Provided text:
╭──

Streaming Data Lake Warehouse Solution Based on USDP with Flink and Paimon
This article presents UCloud's USDP‑based streaming data lake warehouse solution that leverages Flink for real‑time processing and Paimon for lake storage, detailing its architecture, advantages, practical scenarios, and providing complete SQL and Flink CDC code snippets for end‑to‑end implementation.
Background
In the wave of digital transformation, enterprises increasingly demand real‑time data, but traditional offline data warehouses suffer from batch‑oriented updates that cause latency, high storage and compute costs, and limited business agility.
Solution Overview
UCloud proposes a streaming data lake warehouse built on the USDP (UCloud Smart Data Platform) framework. The solution uses Flink as the real‑time processing engine and Paimon as the lake storage format, achieving a unified stream‑batch data management capability that extends the real‑time processing limits of traditional warehouses.
Data Ingestion
Flink MySQL CDC connectors capture MySQL binary log (binlog) changes with minimal intrusion, supporting incremental snapshot reads. This enables low‑latency detection of DML events and real‑time synchronization of database changes.

╰──

Material shown:

╭──

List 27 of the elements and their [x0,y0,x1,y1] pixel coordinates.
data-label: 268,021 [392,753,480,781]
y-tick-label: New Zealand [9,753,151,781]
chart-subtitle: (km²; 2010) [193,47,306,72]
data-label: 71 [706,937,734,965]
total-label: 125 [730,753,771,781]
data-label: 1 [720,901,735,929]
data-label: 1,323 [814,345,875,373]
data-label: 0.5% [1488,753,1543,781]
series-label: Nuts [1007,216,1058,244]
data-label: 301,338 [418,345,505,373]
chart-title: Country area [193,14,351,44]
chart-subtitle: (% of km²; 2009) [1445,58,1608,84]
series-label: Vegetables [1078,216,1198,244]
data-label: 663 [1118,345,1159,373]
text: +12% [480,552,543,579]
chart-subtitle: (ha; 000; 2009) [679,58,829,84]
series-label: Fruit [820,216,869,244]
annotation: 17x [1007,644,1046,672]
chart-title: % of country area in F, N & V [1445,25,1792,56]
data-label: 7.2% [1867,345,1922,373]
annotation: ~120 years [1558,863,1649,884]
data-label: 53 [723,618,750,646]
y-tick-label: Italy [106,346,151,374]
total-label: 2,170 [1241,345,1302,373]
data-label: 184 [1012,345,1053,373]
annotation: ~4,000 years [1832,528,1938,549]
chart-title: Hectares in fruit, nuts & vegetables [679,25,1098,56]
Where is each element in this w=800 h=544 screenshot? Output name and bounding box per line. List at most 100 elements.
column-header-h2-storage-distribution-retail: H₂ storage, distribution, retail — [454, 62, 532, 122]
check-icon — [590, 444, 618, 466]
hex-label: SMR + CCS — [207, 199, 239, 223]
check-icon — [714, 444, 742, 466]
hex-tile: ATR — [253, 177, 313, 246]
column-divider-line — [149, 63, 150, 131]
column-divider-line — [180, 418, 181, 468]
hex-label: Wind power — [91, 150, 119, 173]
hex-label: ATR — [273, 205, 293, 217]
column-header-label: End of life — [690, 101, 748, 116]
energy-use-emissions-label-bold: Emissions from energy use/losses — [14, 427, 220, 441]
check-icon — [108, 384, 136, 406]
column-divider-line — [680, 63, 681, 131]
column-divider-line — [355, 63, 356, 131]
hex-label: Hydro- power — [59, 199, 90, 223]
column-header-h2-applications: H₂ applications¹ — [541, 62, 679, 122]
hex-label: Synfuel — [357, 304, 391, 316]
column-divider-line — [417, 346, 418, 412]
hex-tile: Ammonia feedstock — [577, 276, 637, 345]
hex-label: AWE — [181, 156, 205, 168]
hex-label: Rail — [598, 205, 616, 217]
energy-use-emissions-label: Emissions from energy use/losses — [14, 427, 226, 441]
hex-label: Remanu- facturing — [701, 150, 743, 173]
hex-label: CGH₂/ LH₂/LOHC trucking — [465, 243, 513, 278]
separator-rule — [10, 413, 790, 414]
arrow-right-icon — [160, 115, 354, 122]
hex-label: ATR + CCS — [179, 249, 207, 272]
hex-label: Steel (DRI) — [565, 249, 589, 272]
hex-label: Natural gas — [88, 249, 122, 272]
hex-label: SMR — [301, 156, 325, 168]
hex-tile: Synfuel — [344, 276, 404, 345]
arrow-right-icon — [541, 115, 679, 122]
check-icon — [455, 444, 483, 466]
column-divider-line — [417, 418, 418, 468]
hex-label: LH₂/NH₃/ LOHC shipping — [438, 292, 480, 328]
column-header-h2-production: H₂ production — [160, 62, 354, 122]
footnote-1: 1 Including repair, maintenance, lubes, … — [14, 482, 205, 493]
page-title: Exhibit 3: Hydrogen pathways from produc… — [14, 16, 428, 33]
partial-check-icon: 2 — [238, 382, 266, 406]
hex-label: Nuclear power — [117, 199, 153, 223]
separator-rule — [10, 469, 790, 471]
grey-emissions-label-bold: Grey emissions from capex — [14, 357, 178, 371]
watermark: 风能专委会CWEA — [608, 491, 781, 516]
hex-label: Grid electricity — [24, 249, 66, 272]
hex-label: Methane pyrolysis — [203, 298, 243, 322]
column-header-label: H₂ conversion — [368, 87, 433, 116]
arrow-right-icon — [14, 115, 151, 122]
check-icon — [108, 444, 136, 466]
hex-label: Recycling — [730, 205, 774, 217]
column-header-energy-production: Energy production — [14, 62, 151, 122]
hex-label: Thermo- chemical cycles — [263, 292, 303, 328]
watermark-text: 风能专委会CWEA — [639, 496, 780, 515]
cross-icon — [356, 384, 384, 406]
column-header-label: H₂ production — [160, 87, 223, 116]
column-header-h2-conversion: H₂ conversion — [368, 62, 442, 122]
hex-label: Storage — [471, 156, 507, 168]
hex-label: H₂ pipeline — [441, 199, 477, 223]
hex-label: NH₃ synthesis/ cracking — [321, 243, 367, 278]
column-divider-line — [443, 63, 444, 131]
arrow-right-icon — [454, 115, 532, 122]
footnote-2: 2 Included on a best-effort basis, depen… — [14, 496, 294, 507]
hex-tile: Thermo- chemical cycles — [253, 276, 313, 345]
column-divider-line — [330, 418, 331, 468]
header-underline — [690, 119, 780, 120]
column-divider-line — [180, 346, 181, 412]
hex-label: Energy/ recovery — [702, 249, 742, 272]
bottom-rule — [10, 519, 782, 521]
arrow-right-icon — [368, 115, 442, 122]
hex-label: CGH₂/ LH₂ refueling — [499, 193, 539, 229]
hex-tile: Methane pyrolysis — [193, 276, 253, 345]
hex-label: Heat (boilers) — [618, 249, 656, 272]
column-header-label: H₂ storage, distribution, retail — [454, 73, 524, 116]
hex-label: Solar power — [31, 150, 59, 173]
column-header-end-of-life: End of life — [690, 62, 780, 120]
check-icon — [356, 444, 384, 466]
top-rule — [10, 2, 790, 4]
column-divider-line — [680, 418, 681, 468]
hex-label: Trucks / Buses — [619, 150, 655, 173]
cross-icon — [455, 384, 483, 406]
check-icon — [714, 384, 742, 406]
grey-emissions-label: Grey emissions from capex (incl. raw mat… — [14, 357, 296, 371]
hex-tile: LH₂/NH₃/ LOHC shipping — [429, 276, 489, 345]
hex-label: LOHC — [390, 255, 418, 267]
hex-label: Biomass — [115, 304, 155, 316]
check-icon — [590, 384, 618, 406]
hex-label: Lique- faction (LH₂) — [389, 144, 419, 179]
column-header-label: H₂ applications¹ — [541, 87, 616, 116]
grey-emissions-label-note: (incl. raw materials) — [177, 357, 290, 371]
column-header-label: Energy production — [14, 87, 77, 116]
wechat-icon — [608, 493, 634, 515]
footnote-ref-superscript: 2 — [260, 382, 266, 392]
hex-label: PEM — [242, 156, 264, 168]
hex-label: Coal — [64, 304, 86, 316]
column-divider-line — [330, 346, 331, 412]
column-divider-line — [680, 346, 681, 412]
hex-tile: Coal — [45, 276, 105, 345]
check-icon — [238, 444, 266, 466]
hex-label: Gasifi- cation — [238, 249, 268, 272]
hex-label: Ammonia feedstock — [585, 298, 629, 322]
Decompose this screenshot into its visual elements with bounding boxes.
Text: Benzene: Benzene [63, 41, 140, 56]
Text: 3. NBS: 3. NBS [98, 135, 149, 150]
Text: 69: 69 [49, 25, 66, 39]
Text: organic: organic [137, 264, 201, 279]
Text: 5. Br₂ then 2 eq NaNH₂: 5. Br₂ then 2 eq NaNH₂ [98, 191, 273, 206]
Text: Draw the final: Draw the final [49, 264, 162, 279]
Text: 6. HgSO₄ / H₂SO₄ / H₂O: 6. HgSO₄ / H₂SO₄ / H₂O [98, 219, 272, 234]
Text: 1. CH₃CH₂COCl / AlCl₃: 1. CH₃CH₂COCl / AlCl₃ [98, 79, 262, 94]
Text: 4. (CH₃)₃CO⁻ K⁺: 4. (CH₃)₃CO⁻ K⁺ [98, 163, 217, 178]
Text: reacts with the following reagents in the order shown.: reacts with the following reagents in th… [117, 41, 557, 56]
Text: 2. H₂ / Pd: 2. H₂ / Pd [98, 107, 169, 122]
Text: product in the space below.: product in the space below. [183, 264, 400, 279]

╰──

To-do list:
- A) According to the article on the USDP streaming data lake warehouse, what serves as the lake storage format?
- B) Duplicate a passage from the article on the USDP streaming data lake warehouse, beginning at the words "Solution Overview" and stopping after the words "of traditional warehouses.".
- C) Rewrite the paragraph of the USDP streaming data lake warehouse article that begins "UCloud proposes a streaming data lake warehouse" as a short bulleted list that keeps its main facts.

Exercise solutions:
- A) Paimon.

- B)
Solution Overview
UCloud proposes a streaming data lake warehouse built on the USDP (UCloud Smart Data Platform) framework. The solution uses Flink as the real‑time processing engine and Paimon as the lake storage format, achieving a unified stream‑batch data management capability that extends the real‑time processing limits of traditional warehouses.

- C)
- UCloud proposes a streaming data lake warehouse built on USDP (UCloud Smart Data Platform).
- Flink is the real-time processing engine.
- Paimon is the lake storage format.
- The solution provides unified stream-batch data management.
- It extends the real-time processing limits of traditional warehouses.